### [What is being asked]
Transcribe all of the material exactly. Any picture in it should be left out.

### [Records supplied]
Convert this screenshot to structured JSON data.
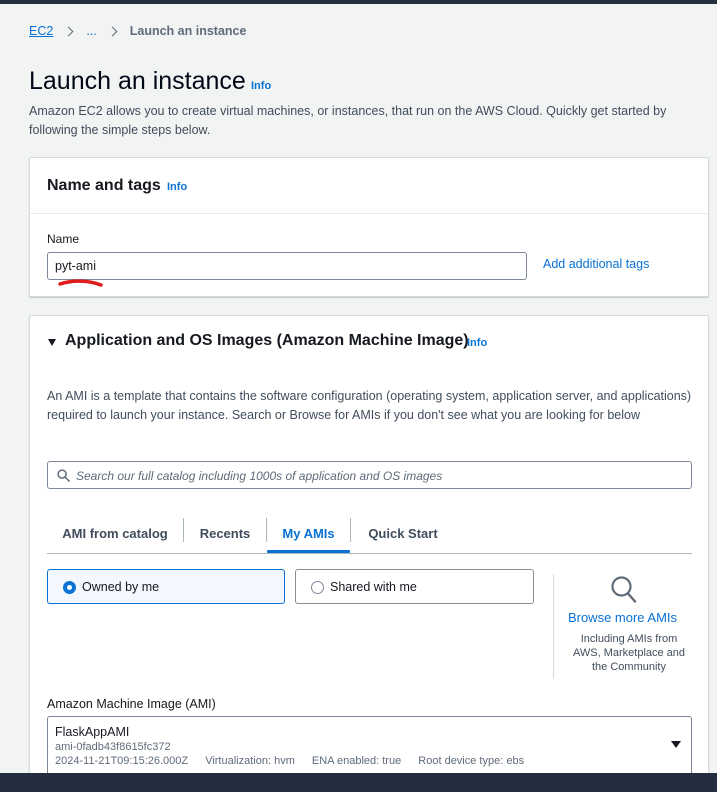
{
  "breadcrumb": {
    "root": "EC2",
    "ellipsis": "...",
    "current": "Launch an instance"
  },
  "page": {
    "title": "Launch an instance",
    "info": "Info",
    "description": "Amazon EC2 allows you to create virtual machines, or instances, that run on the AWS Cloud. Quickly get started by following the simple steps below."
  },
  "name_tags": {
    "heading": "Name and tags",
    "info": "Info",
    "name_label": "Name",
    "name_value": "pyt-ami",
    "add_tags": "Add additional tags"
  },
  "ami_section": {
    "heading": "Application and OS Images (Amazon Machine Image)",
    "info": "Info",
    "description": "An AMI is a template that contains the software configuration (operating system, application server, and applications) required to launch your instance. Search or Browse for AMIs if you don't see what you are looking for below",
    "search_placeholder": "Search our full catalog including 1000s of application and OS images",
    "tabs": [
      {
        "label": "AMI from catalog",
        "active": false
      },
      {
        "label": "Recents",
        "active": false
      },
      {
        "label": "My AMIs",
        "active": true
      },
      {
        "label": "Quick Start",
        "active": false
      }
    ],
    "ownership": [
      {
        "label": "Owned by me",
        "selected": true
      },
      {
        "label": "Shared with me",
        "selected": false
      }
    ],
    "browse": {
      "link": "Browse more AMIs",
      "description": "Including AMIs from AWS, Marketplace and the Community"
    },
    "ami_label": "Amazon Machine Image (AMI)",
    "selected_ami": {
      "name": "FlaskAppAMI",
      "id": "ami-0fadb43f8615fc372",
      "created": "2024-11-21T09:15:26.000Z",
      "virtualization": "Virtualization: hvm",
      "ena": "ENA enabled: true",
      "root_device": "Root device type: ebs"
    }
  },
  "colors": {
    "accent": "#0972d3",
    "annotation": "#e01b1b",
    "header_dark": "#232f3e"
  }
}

### [Exercise output]
Convert this screenshot to structured JSON data.
{
  "breadcrumb": {
    "root": "EC2",
    "ellipsis": "...",
    "current": "Launch an instance"
  },
  "page": {
    "title": "Launch an instance",
    "info": "Info",
    "description": "Amazon EC2 allows you to create virtual machines, or instances, that run on the AWS Cloud. Quickly get started by following the simple steps below."
  },
  "name_tags": {
    "heading": "Name and tags",
    "info": "Info",
    "name_label": "Name",
    "name_value": "pyt-ami",
    "add_tags": "Add additional tags"
  },
  "ami_section": {
    "heading": "Application and OS Images (Amazon Machine Image)",
    "info": "Info",
    "description": "An AMI is a template that contains the software configuration (operating system, application server, and applications) required to launch your instance. Search or Browse for AMIs if you don't see what you are looking for below",
    "search_placeholder": "Search our full catalog including 1000s of application and OS images",
    "tabs": [
      {
        "label": "AMI from catalog",
        "active": false
      },
      {
        "label": "Recents",
        "active": false
      },
      {
        "label": "My AMIs",
        "active": true
      },
      {
        "label": "Quick Start",
        "active": false
      }
    ],
    "ownership": [
      {
        "label": "Owned by me",
        "selected": true
      },
      {
        "label": "Shared with me",
        "selected": false
      }
    ],
    "browse": {
      "link": "Browse more AMIs",
      "description": "Including AMIs from AWS, Marketplace and the Community"
    },
    "ami_label": "Amazon Machine Image (AMI)",
    "selected_ami": {
      "name": "FlaskAppAMI",
      "id": "ami-0fadb43f8615fc372",
      "created": "2024-11-21T09:15:26.000Z",
      "virtualization": "Virtualization: hvm",
      "ena": "ENA enabled: true",
      "root_device": "Root device type: ebs"
    }
  },
  "colors": {
    "accent": "#0972d3",
    "annotation": "#e01b1b",
    "header_dark": "#232f3e"
  }
}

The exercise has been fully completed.